**Problem requirements:** What lines of the data include the string "Breeding"? Copy them all.

**Material for the task:**

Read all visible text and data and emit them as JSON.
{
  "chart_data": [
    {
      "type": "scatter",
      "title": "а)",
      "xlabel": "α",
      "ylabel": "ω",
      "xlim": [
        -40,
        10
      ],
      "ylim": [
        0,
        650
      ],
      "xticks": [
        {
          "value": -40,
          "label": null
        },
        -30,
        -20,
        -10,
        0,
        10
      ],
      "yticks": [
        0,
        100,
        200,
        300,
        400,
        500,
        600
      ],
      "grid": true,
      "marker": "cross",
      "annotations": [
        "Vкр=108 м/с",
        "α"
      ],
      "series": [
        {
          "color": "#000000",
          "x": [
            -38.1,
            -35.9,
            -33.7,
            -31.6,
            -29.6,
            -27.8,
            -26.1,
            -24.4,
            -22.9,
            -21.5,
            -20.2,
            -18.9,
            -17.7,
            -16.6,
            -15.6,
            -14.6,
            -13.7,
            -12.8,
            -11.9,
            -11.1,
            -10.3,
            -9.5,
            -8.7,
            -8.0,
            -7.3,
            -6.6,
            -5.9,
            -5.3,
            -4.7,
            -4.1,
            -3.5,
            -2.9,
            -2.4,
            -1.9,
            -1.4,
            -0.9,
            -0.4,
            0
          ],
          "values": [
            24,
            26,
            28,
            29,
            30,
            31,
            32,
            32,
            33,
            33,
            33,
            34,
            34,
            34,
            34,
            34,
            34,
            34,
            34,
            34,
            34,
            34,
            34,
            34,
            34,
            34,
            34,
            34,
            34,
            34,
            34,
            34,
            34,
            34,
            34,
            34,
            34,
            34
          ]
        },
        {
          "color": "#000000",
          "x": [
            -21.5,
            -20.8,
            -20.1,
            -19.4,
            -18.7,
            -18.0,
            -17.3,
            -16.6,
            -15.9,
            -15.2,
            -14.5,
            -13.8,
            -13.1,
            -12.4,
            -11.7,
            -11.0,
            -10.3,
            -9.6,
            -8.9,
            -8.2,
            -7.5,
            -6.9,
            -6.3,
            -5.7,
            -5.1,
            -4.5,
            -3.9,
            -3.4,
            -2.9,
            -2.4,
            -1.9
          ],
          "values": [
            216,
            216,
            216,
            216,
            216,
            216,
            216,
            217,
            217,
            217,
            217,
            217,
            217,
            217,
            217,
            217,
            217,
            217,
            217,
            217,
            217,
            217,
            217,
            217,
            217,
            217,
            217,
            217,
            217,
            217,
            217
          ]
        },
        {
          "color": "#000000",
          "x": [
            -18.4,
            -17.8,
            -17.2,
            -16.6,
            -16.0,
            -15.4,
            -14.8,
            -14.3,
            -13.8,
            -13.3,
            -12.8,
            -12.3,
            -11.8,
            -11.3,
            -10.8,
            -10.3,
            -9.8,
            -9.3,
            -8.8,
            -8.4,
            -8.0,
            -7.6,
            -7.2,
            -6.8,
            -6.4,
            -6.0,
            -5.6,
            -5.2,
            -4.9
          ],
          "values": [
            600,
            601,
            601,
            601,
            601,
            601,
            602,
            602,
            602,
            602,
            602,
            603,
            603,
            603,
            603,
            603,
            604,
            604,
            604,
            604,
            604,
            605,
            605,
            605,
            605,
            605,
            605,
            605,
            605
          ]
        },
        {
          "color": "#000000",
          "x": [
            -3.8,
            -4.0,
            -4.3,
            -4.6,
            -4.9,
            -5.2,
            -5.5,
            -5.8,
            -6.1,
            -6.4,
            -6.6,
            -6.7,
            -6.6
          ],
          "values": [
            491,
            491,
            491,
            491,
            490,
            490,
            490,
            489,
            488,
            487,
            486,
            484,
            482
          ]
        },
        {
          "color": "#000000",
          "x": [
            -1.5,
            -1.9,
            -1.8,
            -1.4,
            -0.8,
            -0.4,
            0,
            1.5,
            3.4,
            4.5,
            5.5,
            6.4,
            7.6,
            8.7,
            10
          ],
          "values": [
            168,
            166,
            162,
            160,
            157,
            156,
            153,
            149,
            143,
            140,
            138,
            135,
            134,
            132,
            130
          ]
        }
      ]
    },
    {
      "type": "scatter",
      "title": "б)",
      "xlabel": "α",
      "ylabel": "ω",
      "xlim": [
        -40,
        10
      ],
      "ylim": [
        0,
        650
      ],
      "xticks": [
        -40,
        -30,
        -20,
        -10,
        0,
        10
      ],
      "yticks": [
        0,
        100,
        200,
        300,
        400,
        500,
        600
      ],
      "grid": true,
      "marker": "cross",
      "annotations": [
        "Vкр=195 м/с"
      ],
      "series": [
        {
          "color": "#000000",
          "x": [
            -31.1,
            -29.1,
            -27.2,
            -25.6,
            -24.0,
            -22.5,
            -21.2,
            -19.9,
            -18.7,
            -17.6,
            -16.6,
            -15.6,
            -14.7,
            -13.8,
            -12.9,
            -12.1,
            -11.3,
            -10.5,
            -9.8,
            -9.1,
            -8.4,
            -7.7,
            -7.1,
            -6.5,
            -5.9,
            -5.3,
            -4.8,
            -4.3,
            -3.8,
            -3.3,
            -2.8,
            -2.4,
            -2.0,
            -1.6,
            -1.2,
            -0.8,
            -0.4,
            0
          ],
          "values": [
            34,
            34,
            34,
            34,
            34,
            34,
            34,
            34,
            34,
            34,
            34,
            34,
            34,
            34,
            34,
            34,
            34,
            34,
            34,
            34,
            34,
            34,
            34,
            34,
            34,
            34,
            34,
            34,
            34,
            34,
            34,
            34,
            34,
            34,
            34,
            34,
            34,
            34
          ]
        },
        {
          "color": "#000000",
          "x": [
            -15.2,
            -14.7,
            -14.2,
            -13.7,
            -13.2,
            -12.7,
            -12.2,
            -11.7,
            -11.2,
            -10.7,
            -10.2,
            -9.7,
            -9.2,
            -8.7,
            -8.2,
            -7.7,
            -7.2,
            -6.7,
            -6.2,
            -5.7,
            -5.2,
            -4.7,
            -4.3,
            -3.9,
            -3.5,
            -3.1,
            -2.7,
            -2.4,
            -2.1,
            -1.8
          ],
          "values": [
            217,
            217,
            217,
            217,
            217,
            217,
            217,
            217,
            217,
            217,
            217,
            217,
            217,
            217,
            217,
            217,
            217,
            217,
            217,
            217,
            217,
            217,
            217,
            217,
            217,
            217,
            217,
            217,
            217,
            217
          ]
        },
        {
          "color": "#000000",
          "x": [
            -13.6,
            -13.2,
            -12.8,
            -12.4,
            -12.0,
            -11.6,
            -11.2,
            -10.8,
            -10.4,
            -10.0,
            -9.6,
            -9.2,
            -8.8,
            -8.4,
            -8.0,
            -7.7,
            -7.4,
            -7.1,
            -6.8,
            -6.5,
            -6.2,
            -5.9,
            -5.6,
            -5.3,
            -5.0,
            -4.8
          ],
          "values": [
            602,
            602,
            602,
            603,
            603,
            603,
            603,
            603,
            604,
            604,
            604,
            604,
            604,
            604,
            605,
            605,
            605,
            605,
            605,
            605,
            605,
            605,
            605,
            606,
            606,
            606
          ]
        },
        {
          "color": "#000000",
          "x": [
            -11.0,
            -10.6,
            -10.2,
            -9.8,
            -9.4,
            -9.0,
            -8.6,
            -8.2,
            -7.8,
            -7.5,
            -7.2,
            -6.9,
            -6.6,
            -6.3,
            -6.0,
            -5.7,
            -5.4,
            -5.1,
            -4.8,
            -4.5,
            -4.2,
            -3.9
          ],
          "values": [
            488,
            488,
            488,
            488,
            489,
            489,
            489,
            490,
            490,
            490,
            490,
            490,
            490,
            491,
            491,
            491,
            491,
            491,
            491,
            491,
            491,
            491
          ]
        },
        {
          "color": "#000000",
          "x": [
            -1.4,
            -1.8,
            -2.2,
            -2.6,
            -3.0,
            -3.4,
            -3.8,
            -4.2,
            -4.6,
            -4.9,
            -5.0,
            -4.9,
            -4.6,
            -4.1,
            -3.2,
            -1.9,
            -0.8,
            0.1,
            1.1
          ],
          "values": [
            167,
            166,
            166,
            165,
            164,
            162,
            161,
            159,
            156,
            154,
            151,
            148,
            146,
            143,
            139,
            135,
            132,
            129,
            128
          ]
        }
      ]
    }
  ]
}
...
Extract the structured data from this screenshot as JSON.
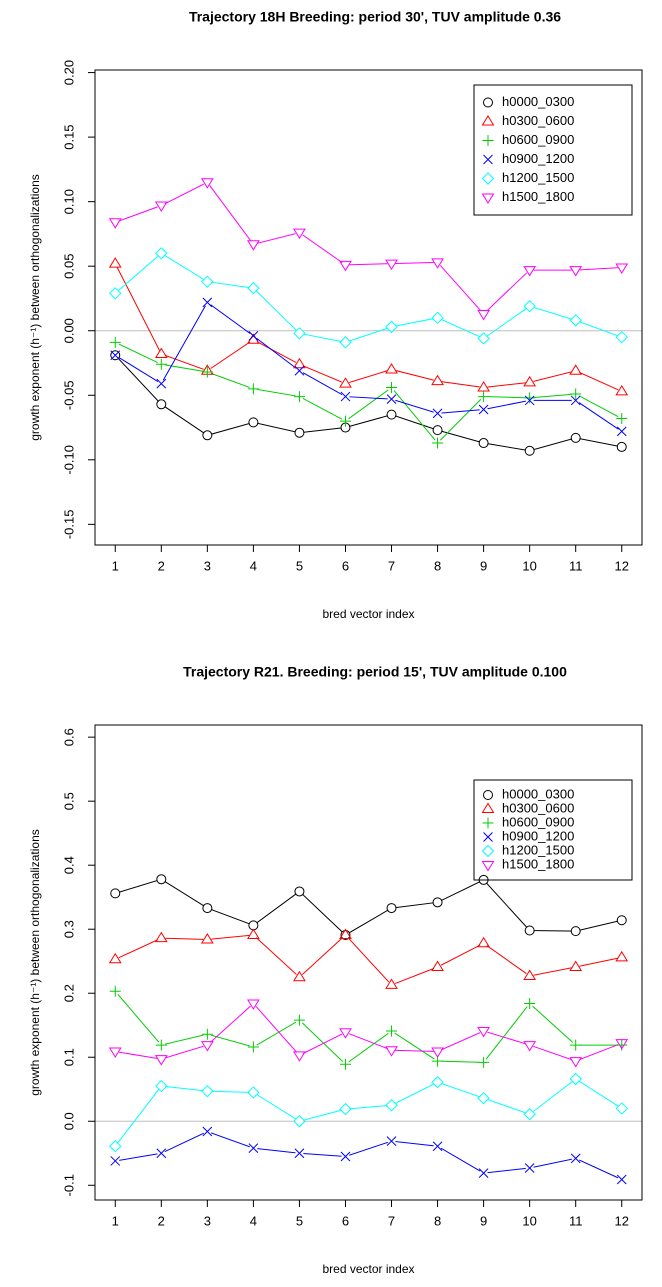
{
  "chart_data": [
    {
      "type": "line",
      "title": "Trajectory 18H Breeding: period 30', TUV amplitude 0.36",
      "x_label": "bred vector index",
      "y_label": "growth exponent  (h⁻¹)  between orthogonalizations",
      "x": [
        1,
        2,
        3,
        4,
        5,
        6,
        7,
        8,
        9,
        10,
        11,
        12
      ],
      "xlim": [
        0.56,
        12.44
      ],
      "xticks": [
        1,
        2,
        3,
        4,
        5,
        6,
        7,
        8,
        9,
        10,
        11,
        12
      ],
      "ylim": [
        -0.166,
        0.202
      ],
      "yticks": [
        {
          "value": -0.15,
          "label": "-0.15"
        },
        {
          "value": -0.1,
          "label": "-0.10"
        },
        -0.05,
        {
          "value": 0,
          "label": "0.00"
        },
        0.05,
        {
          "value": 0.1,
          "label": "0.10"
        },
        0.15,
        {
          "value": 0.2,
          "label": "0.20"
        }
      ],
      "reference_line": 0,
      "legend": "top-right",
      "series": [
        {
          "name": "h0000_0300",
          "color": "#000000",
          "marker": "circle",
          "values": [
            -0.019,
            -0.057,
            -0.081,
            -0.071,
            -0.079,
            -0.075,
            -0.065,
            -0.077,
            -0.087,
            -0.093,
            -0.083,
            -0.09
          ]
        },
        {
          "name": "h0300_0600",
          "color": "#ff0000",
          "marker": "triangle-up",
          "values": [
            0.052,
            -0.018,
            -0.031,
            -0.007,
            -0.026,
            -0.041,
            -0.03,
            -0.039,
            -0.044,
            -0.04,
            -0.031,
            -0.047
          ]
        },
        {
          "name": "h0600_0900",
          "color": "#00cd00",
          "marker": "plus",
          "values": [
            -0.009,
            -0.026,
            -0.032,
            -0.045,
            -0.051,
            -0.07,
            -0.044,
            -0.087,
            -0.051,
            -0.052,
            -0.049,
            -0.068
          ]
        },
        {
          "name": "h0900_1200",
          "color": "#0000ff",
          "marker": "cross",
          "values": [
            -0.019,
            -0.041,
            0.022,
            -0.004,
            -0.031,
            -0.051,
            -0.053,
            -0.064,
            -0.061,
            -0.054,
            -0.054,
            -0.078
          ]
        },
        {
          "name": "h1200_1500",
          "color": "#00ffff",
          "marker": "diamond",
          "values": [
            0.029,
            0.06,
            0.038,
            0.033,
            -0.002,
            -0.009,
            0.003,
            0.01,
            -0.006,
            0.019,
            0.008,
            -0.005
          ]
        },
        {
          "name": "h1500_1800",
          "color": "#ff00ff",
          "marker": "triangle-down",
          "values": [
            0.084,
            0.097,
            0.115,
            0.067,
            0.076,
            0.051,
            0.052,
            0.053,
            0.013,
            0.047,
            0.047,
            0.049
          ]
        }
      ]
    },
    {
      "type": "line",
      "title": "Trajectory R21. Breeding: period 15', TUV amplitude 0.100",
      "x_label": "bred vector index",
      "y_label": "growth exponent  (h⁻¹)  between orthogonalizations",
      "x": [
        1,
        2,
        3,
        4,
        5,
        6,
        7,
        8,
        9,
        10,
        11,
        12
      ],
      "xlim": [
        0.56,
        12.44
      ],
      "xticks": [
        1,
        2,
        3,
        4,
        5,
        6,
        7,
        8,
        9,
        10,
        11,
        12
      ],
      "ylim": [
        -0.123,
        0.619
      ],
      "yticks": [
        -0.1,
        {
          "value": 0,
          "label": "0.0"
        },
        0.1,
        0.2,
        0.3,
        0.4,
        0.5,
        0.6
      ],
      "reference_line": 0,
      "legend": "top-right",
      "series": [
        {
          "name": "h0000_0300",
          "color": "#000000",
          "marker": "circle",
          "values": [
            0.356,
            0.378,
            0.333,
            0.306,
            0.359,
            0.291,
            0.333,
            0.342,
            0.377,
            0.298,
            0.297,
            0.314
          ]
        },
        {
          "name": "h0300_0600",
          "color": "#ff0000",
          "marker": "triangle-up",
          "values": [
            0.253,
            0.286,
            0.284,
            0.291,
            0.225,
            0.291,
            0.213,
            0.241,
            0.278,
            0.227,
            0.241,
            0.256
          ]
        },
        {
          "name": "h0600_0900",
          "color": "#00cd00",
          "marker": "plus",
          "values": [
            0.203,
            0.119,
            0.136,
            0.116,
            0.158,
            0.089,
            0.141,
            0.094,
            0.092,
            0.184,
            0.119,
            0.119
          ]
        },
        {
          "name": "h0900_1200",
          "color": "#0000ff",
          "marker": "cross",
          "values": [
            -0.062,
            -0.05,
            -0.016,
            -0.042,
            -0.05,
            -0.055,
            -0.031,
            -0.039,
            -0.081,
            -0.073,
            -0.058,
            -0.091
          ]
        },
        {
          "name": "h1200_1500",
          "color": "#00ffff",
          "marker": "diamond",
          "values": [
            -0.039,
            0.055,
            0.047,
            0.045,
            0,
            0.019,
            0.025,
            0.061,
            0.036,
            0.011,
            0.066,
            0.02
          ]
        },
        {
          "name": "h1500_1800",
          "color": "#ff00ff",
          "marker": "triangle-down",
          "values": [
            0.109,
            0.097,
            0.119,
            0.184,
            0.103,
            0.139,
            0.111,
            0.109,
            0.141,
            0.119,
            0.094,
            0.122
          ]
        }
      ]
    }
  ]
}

**Result:**
      "title": "Trajectory 18H Breeding: period 30', TUV amplitude 0.36",
      "title": "Trajectory R21. Breeding: period 15', TUV amplitude 0.100",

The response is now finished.